# SET TASK
Below are the records; collect from them each line containing the string "Prestoea".

Raw records:
========================
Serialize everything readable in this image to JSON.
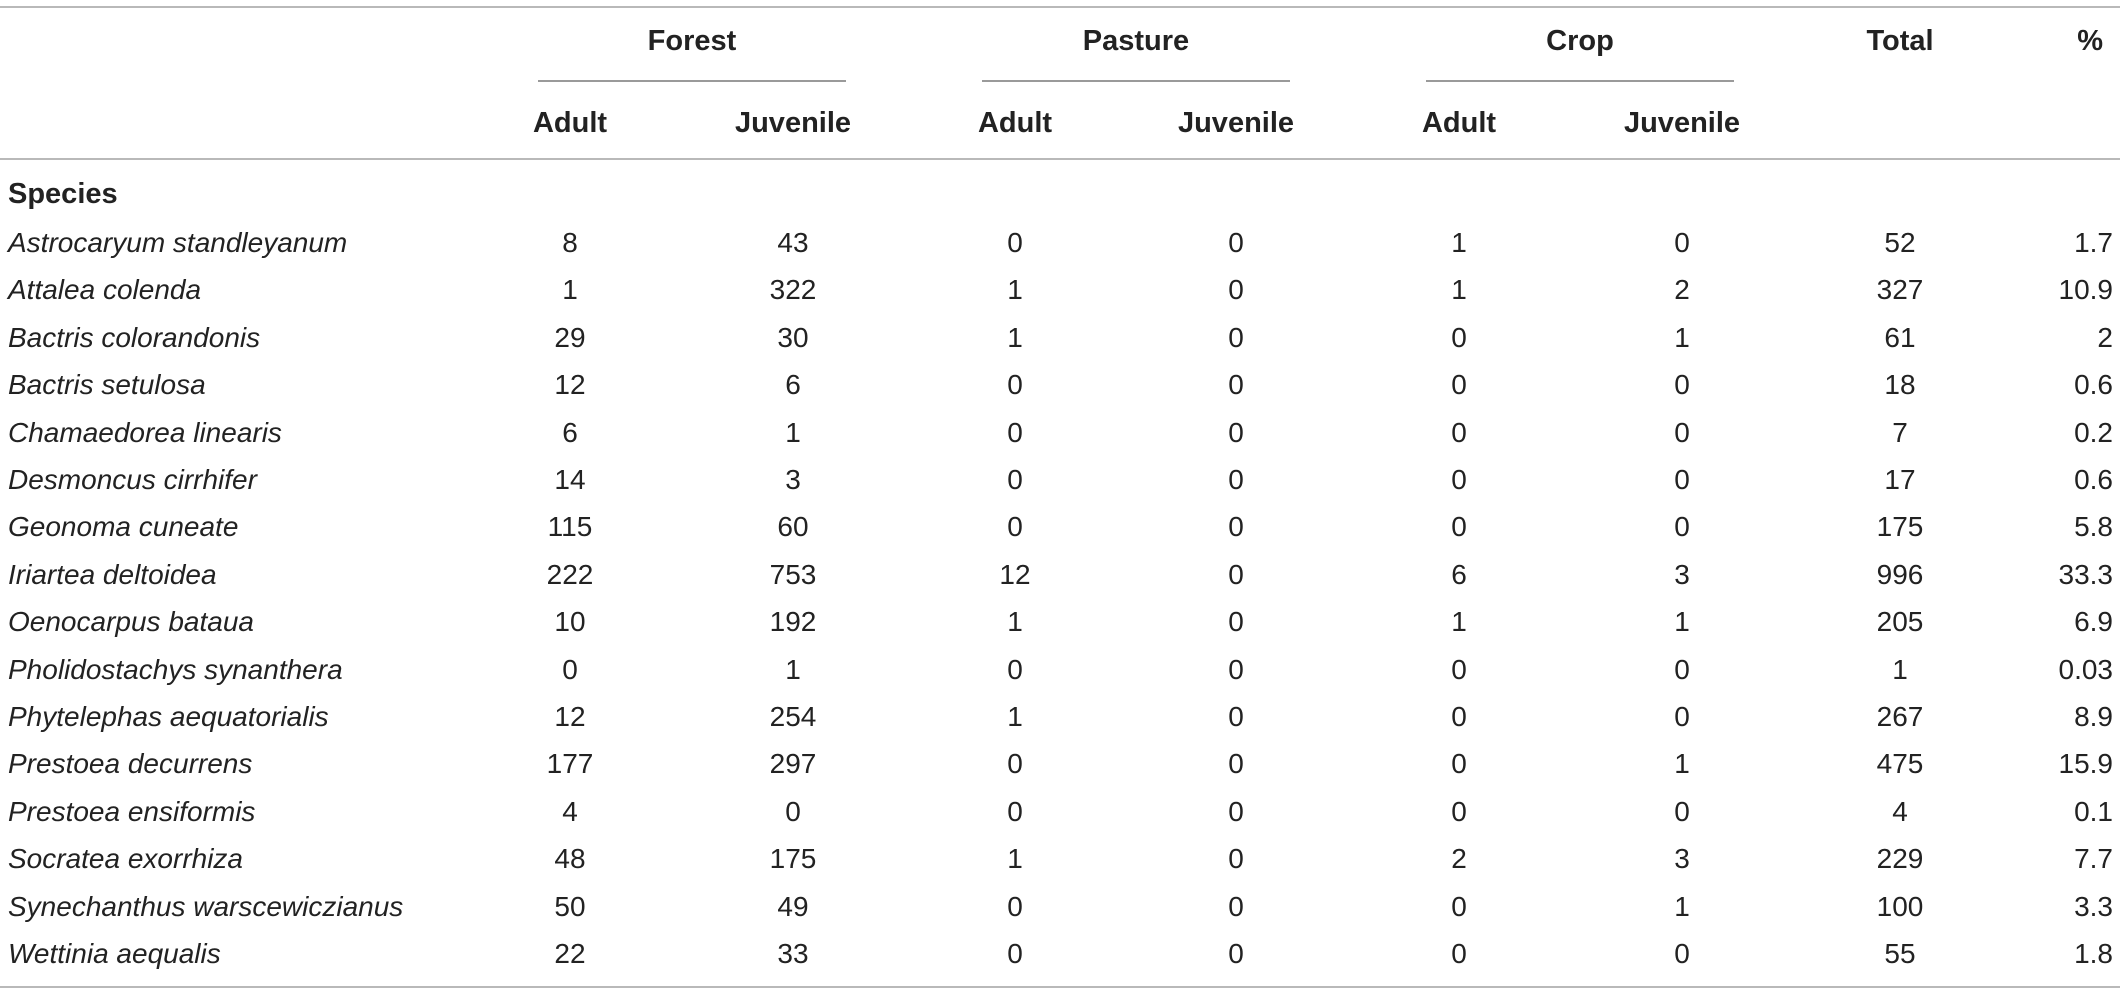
{
  "header": {
    "groups": [
      "Forest",
      "Pasture",
      "Crop"
    ],
    "subcolumns": [
      "Adult",
      "Juvenile",
      "Adult",
      "Juvenile",
      "Adult",
      "Juvenile"
    ],
    "total_label": "Total",
    "percent_label": "%",
    "section_label": "Species"
  },
  "rows": [
    {
      "species": "Astrocaryum standleyanum",
      "values": [
        "8",
        "43",
        "0",
        "0",
        "1",
        "0"
      ],
      "total": "52",
      "percent": "1.7"
    },
    {
      "species": "Attalea colenda",
      "values": [
        "1",
        "322",
        "1",
        "0",
        "1",
        "2"
      ],
      "total": "327",
      "percent": "10.9"
    },
    {
      "species": "Bactris colorandonis",
      "values": [
        "29",
        "30",
        "1",
        "0",
        "0",
        "1"
      ],
      "total": "61",
      "percent": "2"
    },
    {
      "species": "Bactris setulosa",
      "values": [
        "12",
        "6",
        "0",
        "0",
        "0",
        "0"
      ],
      "total": "18",
      "percent": "0.6"
    },
    {
      "species": "Chamaedorea linearis",
      "values": [
        "6",
        "1",
        "0",
        "0",
        "0",
        "0"
      ],
      "total": "7",
      "percent": "0.2"
    },
    {
      "species": "Desmoncus cirrhifer",
      "values": [
        "14",
        "3",
        "0",
        "0",
        "0",
        "0"
      ],
      "total": "17",
      "percent": "0.6"
    },
    {
      "species": "Geonoma cuneate",
      "values": [
        "115",
        "60",
        "0",
        "0",
        "0",
        "0"
      ],
      "total": "175",
      "percent": "5.8"
    },
    {
      "species": "Iriartea deltoidea",
      "values": [
        "222",
        "753",
        "12",
        "0",
        "6",
        "3"
      ],
      "total": "996",
      "percent": "33.3"
    },
    {
      "species": "Oenocarpus bataua",
      "values": [
        "10",
        "192",
        "1",
        "0",
        "1",
        "1"
      ],
      "total": "205",
      "percent": "6.9"
    },
    {
      "species": "Pholidostachys synanthera",
      "values": [
        "0",
        "1",
        "0",
        "0",
        "0",
        "0"
      ],
      "total": "1",
      "percent": "0.03"
    },
    {
      "species": "Phytelephas aequatorialis",
      "values": [
        "12",
        "254",
        "1",
        "0",
        "0",
        "0"
      ],
      "total": "267",
      "percent": "8.9"
    },
    {
      "species": "Prestoea decurrens",
      "values": [
        "177",
        "297",
        "0",
        "0",
        "0",
        "1"
      ],
      "total": "475",
      "percent": "15.9"
    },
    {
      "species": "Prestoea ensiformis",
      "values": [
        "4",
        "0",
        "0",
        "0",
        "0",
        "0"
      ],
      "total": "4",
      "percent": "0.1"
    },
    {
      "species": "Socratea exorrhiza",
      "values": [
        "48",
        "175",
        "1",
        "0",
        "2",
        "3"
      ],
      "total": "229",
      "percent": "7.7"
    },
    {
      "species": "Synechanthus warscewiczianus",
      "values": [
        "50",
        "49",
        "0",
        "0",
        "0",
        "1"
      ],
      "total": "100",
      "percent": "3.3"
    },
    {
      "species": "Wettinia aequalis",
      "values": [
        "22",
        "33",
        "0",
        "0",
        "0",
        "0"
      ],
      "total": "55",
      "percent": "1.8"
    }
  ]
}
========================
# SOLUTION
      "species": "Prestoea decurrens",
      "species": "Prestoea ensiformis",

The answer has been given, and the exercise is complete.